--- start of Records supplied ---

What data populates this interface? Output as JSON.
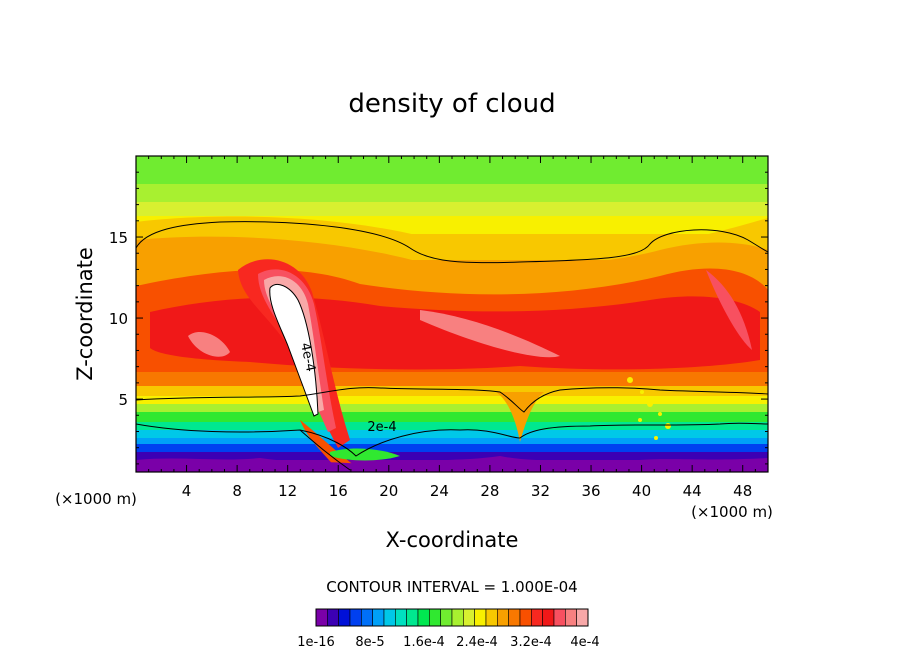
{
  "chart_data": {
    "type": "heatmap",
    "title": "density of cloud",
    "xlabel": "X-coordinate",
    "ylabel": "Z-coordinate",
    "x_unit_left": "(×1000 m)",
    "x_unit_right": "(×1000 m)",
    "xlim": [
      0,
      50
    ],
    "ylim": [
      0.5,
      20
    ],
    "x_ticks": [
      "4",
      "8",
      "12",
      "16",
      "20",
      "24",
      "28",
      "32",
      "36",
      "40",
      "44",
      "48"
    ],
    "x_tick_values": [
      4,
      8,
      12,
      16,
      20,
      24,
      28,
      32,
      36,
      40,
      44,
      48
    ],
    "y_ticks": [
      "5",
      "10",
      "15"
    ],
    "y_tick_values": [
      5,
      10,
      15
    ],
    "contour_interval_text": "CONTOUR INTERVAL = 1.000E-04",
    "contour_labels": [
      "4e-4",
      "2e-4"
    ],
    "colorbar_labels": [
      "1e-16",
      "8e-5",
      "1.6e-4",
      "2.4e-4",
      "3.2e-4",
      "4e-4"
    ],
    "colorbar_colors": [
      "#7a00a8",
      "#3c00b4",
      "#0010d8",
      "#0040f0",
      "#0070f8",
      "#00a0f8",
      "#00c8e8",
      "#00e0c0",
      "#00e890",
      "#00e850",
      "#30e830",
      "#70ec30",
      "#a8f030",
      "#d8f030",
      "#f8f000",
      "#f8c800",
      "#f8a000",
      "#f87800",
      "#f85000",
      "#f82820",
      "#f01818",
      "#f85060",
      "#f88080",
      "#f8a8a8"
    ],
    "levels_min": 1e-16,
    "levels_max": 0.0004,
    "level_step": 0.0001
  }
}
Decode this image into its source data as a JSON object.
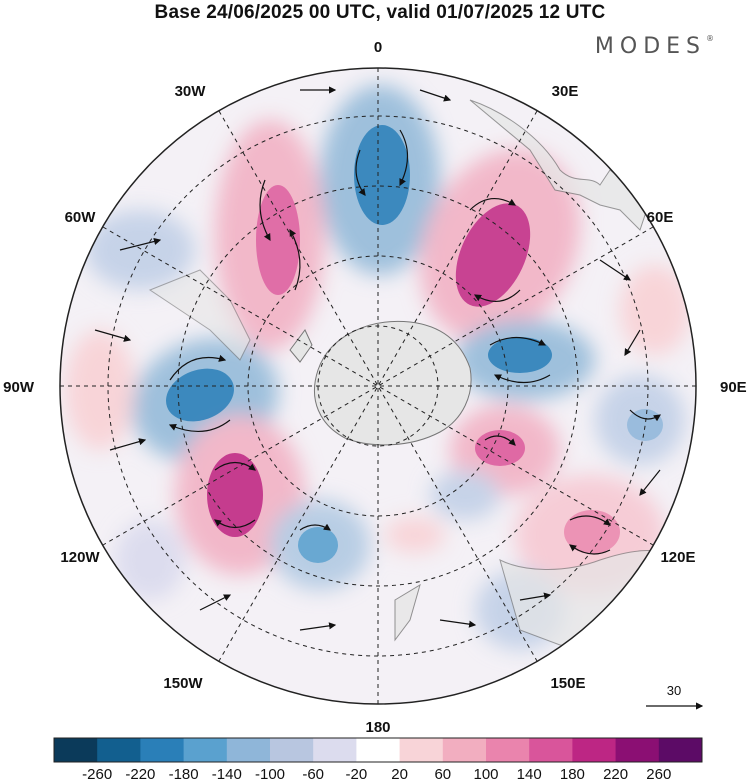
{
  "title": "Base 24/06/2025 00 UTC, valid 01/07/2025 12 UTC",
  "brand": "MODES",
  "brand_mark": "®",
  "longitude_labels": {
    "lon_0": "0",
    "lon_30e": "30E",
    "lon_60e": "60E",
    "lon_90e": "90E",
    "lon_120e": "120E",
    "lon_150e": "150E",
    "lon_180": "180",
    "lon_150w": "150W",
    "lon_120w": "120W",
    "lon_90w": "90W",
    "lon_60w": "60W",
    "lon_30w": "30W"
  },
  "vector_reference": {
    "label": "30"
  },
  "colorbar": {
    "colors": [
      "#0b3a5a",
      "#125f8f",
      "#2a7fb8",
      "#5aa1cf",
      "#8fb6d9",
      "#b8c6e0",
      "#dcdcee",
      "#ffffff",
      "#f8d4d8",
      "#f2aec0",
      "#ea84ad",
      "#d9559b",
      "#bd2684",
      "#8b0f73",
      "#5c0b66"
    ],
    "labels": [
      "-260",
      "-220",
      "-180",
      "-140",
      "-100",
      "-60",
      "-20",
      "20",
      "60",
      "100",
      "140",
      "180",
      "220",
      "260"
    ]
  },
  "map_colors": {
    "land": "#e6e6e6",
    "coast": "#777777",
    "grid": "#222222",
    "arrows": "#111111"
  }
}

--- end of Records supplied ---

§ **Do this**
Which lines of the data include "coordinate"? Copy each of them.

§ **Full answer**
    "xlabel": "X-coordinate",
    "ylabel": "Z-coordinate",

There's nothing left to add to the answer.